**TASK GOAL**
Lift out all lines below that contain "Argentina".

[Data extracted from a collection]
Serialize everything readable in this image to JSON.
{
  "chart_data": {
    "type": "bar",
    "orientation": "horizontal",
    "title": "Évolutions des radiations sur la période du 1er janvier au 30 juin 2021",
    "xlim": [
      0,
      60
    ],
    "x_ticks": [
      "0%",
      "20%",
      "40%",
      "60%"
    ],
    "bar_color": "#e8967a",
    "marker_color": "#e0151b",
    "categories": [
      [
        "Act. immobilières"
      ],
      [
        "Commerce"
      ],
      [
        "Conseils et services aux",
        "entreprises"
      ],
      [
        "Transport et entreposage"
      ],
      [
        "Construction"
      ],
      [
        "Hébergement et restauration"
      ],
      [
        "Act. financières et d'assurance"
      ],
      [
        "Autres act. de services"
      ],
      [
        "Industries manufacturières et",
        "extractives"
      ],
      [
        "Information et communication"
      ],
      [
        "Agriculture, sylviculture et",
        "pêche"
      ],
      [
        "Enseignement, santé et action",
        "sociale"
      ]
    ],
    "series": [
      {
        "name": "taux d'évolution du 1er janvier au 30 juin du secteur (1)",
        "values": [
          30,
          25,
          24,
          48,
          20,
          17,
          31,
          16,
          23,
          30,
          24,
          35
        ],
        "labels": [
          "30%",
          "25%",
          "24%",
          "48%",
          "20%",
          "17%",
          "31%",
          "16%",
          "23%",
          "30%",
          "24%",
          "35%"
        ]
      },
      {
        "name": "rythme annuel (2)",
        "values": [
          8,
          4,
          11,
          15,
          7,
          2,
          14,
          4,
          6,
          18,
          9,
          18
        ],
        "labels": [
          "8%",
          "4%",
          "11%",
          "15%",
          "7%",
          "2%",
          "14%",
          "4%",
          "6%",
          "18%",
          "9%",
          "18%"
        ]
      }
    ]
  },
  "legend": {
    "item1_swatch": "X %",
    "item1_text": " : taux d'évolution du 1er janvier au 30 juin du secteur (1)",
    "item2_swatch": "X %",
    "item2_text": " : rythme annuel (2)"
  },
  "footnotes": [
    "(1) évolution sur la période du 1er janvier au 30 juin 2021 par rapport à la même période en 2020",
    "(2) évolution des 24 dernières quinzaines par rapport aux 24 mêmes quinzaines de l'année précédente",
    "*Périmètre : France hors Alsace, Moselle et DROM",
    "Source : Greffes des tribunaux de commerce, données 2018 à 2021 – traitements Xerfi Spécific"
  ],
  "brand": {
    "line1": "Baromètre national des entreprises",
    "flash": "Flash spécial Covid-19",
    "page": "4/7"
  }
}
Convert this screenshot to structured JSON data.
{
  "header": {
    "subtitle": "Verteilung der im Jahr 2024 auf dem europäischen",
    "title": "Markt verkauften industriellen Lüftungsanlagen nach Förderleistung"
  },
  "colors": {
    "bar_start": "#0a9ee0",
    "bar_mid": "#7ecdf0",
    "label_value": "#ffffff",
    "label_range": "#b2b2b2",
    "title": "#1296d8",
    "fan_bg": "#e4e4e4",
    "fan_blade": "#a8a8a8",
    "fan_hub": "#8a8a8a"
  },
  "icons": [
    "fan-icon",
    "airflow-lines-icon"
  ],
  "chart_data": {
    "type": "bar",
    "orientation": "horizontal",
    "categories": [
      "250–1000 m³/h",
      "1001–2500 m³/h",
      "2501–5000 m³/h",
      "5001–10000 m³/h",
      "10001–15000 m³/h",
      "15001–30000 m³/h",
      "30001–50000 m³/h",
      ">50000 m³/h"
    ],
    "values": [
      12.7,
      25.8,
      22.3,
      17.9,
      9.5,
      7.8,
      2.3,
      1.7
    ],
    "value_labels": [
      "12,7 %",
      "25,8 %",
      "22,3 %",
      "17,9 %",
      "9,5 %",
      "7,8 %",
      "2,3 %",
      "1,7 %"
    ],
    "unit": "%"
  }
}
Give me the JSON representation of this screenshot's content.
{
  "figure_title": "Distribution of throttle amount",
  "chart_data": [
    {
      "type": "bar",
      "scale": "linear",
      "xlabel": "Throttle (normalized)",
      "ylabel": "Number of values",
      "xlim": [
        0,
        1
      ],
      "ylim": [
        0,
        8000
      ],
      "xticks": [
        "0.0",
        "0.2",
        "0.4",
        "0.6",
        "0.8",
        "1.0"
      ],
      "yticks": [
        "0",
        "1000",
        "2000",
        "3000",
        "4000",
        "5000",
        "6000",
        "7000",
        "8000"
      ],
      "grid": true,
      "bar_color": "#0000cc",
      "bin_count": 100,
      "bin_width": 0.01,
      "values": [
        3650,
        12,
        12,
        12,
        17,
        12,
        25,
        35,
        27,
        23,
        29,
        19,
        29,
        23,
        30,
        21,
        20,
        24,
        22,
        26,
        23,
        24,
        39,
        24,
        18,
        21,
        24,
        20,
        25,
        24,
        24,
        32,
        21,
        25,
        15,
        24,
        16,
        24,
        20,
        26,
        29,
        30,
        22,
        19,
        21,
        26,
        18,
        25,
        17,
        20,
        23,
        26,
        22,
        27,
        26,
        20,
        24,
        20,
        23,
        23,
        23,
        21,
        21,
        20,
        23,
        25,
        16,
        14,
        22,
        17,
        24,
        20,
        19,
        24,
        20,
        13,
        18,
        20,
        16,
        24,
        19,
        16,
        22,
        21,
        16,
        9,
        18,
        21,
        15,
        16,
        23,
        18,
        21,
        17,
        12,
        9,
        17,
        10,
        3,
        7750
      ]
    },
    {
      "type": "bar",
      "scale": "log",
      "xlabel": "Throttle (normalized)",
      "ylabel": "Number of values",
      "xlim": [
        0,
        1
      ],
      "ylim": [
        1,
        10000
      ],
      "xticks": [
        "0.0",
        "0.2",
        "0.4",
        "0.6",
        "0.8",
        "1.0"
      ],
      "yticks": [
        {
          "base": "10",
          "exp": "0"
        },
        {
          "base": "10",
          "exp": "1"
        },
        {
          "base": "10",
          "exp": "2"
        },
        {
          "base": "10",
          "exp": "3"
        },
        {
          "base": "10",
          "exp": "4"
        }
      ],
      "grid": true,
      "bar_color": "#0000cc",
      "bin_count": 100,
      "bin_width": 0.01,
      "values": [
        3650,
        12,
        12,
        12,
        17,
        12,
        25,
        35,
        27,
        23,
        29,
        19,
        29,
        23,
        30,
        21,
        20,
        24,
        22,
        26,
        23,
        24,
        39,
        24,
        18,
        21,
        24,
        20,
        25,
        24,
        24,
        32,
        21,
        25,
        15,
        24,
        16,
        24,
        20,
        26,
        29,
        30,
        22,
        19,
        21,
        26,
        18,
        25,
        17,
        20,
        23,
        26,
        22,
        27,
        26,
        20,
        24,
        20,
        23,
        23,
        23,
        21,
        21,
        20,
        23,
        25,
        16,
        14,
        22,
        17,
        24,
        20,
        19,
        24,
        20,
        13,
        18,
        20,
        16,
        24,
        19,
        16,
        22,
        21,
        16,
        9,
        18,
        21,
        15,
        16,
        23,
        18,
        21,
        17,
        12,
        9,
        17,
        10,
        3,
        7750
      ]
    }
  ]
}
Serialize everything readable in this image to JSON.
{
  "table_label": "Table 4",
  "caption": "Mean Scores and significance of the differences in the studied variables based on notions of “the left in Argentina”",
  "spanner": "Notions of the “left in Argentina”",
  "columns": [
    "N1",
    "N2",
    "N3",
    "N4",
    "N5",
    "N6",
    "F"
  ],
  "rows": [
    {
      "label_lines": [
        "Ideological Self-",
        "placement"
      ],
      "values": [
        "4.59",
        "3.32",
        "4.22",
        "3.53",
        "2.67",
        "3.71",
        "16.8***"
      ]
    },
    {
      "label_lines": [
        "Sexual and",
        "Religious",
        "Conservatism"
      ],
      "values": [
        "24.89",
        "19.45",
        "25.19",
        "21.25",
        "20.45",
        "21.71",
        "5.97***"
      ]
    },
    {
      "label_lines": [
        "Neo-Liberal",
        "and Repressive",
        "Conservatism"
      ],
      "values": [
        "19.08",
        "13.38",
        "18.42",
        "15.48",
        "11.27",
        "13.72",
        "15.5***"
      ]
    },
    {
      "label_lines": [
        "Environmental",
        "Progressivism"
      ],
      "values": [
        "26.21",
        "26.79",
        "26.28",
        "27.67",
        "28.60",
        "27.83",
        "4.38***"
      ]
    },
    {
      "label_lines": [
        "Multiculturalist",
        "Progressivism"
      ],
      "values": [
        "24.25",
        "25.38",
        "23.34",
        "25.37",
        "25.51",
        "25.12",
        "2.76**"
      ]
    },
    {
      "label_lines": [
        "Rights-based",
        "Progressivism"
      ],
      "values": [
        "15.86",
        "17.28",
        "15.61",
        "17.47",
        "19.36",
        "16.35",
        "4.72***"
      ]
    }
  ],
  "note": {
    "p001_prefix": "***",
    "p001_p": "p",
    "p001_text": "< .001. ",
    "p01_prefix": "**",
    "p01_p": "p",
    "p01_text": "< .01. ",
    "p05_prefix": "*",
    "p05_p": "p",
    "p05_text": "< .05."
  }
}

**OUTPUT OF THE EXERCISE**
  "caption": "Mean Scores and significance of the differences in the studied variables based on notions of “the left in Argentina”",
  "spanner": "Notions of the “left in Argentina”",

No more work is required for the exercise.